▶ **AIM**
Extract the complete listing and output it unchanged.

Records from a collection:
=====

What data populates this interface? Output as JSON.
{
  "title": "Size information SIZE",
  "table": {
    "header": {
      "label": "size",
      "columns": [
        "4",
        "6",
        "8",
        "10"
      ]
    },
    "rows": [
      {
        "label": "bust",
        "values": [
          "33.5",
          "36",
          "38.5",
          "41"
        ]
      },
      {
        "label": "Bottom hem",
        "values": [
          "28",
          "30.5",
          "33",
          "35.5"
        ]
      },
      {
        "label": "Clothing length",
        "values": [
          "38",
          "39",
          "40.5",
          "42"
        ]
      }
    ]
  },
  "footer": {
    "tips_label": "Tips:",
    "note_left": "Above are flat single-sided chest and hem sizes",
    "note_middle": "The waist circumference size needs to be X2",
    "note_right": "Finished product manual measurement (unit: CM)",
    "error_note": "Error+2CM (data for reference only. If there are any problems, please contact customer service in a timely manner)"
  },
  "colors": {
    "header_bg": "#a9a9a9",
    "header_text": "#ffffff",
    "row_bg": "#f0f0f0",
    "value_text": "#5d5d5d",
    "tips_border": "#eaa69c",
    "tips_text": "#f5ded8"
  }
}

=====

▶ **FULL ANSWER**
What data populates this interface? Output as JSON.
{
  "title": "Size information SIZE",
  "table": {
    "header": {
      "label": "size",
      "columns": [
        "4",
        "6",
        "8",
        "10"
      ]
    },
    "rows": [
      {
        "label": "bust",
        "values": [
          "33.5",
          "36",
          "38.5",
          "41"
        ]
      },
      {
        "label": "Bottom hem",
        "values": [
          "28",
          "30.5",
          "33",
          "35.5"
        ]
      },
      {
        "label": "Clothing length",
        "values": [
          "38",
          "39",
          "40.5",
          "42"
        ]
      }
    ]
  },
  "footer": {
    "tips_label": "Tips:",
    "note_left": "Above are flat single-sided chest and hem sizes",
    "note_middle": "The waist circumference size needs to be X2",
    "note_right": "Finished product manual measurement (unit: CM)",
    "error_note": "Error+2CM (data for reference only. If there are any problems, please contact customer service in a timely manner)"
  },
  "colors": {
    "header_bg": "#a9a9a9",
    "header_text": "#ffffff",
    "row_bg": "#f0f0f0",
    "value_text": "#5d5d5d",
    "tips_border": "#eaa69c",
    "tips_text": "#f5ded8"
  }
}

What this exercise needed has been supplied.